WRITTEN TASK >>
Tally the lines containing "data" and report the number alone.

MATERIAL SHOWN >>
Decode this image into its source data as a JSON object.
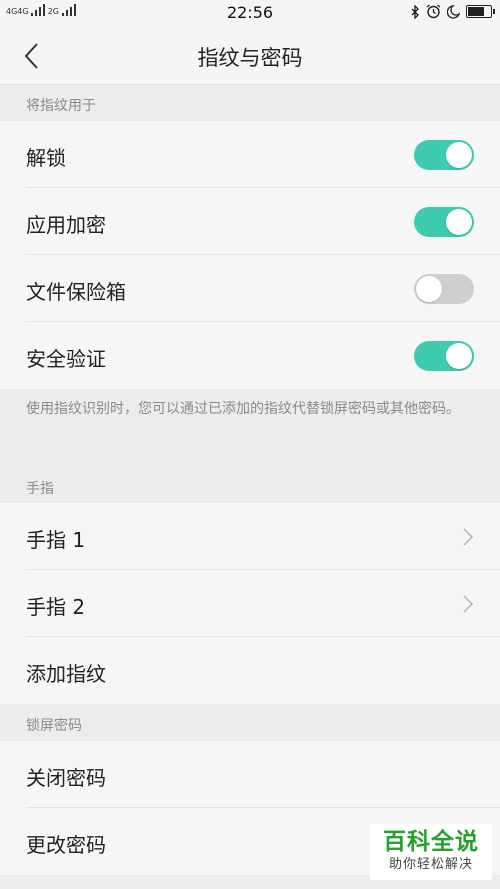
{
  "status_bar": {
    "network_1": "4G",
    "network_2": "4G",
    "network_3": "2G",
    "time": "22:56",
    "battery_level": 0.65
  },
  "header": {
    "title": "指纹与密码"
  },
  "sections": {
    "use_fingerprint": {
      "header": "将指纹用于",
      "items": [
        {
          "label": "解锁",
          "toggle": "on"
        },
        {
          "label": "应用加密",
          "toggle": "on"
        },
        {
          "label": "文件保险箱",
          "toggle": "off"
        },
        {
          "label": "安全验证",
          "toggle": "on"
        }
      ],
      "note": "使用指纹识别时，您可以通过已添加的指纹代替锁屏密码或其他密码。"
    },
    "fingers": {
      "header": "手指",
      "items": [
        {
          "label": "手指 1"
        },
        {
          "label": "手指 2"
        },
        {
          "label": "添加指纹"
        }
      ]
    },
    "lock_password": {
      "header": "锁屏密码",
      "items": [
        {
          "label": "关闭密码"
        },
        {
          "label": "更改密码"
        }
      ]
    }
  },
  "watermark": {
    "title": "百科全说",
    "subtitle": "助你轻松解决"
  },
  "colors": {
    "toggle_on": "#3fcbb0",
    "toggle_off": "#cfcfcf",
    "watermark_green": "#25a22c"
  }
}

--

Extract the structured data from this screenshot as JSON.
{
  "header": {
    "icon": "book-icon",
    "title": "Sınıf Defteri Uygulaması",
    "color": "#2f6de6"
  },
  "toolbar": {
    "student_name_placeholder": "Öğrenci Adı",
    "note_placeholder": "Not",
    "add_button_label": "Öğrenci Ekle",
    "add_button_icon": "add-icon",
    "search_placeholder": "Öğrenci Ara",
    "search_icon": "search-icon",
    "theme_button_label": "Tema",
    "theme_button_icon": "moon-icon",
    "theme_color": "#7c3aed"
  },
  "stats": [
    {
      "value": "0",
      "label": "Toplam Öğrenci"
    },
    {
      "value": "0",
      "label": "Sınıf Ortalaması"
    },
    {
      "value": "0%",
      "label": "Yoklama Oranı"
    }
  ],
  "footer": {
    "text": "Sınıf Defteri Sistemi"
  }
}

ANSWER TO THE EXERCISE >>
2